The construct of sexual difference depends upon what Kaplan identifies as “a complex gaze apparatus and [also] … on dominance-submission patterns.” Although such patterning privileges the male, traditionally bearer of the gaze, women, says Kaplan, “have been permitted in representation to assume (step into) the position defined as ‘masculine,’ as long as the man then steps into her position, thus keeping the whole structure intact.” Yet the structure is surely preserved whoever steps into either position. In our title, for example, “Subject, Object, Camera,” the final word indicates through self-differentiation that it is standing in for something. We expect one word; we see another; and we retain both the given and the expected (“Camera”/“Verb”) to provide a commentary on each other and, of course, in that relation to provide the subject for this essay.
However, if one word or person may replace another without changing the relation described, does assumption of the structure indicate only a mere role reversal? If this is the case, we might conjecture its purpose to be at base reactionary, a mere nod to notions threatening the status quo. As Kaplan says, “Showing images of mere reversal may in fact provide a safety valve for the social tensions that the women's movement has created by demanding a more dominant role for women.” Yet where the novel describes the incident in terms of pure if interchangeable dominance and submission, the film's version of role reversal permits a greater tenderness, as the actresses use the camera first in cruel mock invasion, then as agent of sensitive portrayal. Tereza (Juliette Binoche) weeps as she takes her photographs, uncomfortable with the sensation of having become Tomas's alter-ego; Sabina (Lena Olin) holds Tereza's arm behind her, removes her underwear; but while Tomas's order to strip is echoed by both, each also asks the other to “look at me.” The gender roles are reversed, but they are also exchanged, and ultimately they are altered altogether. Thus it is what Kaplan calls the “patriarchal narcissism” of rendering woman “in likeness to man”—in this case, by allowing her to play at being the one who takes other women—that actually undercuts any implicit denial of the women's independent sexual and artistic selves. The supposedly masculinized images of Tereza and Sabina inadvertently become Kaplan's “resisting image for the female spectator; the male attire [gaze/camera] ‘permits’ female-female bonding … It allows … a form of sexual relating that excludes men and that thus subverts patriarchal domination while acceding to its symbolic force.”

▶ [What needs to be done]
Answer these questions about the film criticism excerpt:
1. In the title "Subject, Object, Camera," which word is expected in place of "Camera"?
2. Which actress plays Tereza?
3. Besides echoing Tomas's order to strip, what does each woman ask the other?
The records that come next are separate material, unrelated to the excerpt.

▶ [Given data]
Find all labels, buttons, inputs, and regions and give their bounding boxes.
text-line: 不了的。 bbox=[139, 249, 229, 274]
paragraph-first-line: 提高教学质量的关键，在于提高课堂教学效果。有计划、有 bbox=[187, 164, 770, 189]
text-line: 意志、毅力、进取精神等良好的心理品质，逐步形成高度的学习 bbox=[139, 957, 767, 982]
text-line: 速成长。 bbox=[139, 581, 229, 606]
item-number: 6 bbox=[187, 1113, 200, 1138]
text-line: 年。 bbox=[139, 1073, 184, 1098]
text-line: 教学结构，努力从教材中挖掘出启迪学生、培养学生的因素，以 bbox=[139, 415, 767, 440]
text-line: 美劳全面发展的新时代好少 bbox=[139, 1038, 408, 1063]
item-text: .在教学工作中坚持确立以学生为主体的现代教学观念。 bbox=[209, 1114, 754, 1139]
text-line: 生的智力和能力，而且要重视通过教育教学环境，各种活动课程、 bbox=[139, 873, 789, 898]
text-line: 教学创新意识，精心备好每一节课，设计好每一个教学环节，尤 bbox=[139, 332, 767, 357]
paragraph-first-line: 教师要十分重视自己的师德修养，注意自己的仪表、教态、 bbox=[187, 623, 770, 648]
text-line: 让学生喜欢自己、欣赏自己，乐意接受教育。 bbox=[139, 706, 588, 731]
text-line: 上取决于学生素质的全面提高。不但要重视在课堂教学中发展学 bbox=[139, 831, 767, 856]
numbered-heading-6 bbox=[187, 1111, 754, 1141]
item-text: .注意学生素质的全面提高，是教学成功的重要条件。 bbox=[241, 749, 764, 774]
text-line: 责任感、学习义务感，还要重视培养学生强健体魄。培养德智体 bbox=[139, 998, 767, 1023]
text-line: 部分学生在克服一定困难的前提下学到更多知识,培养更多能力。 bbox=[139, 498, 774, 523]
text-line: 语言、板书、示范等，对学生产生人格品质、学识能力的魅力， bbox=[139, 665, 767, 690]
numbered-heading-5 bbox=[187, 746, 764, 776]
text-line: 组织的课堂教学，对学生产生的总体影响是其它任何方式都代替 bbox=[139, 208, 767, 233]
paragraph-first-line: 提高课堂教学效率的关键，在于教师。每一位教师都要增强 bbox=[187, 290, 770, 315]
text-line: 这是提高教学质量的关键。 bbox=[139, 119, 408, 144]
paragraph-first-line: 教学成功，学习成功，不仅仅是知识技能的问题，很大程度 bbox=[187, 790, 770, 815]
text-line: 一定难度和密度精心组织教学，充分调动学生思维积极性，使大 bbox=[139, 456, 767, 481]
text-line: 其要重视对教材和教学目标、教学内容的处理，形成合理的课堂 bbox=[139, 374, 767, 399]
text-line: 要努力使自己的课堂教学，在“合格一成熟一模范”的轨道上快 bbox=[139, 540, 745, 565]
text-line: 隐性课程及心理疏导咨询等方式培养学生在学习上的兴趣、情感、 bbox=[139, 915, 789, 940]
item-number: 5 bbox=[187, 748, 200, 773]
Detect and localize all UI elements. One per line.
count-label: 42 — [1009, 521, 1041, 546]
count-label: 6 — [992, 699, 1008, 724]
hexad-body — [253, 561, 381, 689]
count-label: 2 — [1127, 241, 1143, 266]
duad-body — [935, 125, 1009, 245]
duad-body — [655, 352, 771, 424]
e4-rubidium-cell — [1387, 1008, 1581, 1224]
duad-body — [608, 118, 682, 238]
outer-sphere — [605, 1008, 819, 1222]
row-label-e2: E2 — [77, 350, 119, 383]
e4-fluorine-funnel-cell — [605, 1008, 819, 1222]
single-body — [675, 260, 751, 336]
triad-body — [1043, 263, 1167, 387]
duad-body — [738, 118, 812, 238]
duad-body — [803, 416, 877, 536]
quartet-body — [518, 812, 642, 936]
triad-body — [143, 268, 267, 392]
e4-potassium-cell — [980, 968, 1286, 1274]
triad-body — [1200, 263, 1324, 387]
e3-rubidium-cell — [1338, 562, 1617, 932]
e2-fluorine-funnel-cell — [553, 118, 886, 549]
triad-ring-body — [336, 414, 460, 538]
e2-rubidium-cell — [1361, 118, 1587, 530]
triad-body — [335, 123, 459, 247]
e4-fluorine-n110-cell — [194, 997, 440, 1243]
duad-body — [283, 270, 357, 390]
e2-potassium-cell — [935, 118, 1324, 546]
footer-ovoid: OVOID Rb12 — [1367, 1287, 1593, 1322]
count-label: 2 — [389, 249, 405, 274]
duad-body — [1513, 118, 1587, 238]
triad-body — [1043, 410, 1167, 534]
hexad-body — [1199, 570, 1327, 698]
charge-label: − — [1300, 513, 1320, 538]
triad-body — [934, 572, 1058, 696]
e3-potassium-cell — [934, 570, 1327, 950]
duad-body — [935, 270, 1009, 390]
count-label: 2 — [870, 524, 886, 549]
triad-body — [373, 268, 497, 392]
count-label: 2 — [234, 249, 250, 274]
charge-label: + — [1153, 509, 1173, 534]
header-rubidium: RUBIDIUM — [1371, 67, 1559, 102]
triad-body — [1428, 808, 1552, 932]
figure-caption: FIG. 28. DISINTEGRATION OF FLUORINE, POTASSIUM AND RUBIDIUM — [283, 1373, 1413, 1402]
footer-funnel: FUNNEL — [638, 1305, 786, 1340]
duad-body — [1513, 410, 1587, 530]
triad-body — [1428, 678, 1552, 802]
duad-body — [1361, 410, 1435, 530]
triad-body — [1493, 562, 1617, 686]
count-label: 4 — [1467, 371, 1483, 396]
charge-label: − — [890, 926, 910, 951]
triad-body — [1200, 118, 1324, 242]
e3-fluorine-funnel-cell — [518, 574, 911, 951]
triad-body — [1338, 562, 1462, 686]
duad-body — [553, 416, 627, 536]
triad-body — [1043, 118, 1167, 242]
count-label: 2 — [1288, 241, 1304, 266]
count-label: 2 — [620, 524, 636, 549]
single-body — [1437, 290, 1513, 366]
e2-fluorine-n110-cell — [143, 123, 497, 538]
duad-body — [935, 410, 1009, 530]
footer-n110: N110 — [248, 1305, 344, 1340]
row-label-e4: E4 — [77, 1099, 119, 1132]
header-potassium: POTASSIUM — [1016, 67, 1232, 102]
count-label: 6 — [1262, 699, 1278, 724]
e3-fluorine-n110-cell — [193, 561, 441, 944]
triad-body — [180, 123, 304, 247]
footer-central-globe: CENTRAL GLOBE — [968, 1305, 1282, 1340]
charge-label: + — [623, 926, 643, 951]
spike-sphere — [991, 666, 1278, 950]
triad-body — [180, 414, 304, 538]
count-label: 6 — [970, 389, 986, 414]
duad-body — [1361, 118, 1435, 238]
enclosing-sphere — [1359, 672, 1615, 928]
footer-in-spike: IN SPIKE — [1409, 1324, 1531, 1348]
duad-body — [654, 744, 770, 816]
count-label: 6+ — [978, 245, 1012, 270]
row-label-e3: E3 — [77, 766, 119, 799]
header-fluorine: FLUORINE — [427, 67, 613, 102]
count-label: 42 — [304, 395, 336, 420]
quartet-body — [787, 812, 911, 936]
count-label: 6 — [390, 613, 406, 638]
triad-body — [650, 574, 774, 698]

▶ [The answer]
1. "Verb"
2. Juliette Binoche
3. "Look at me."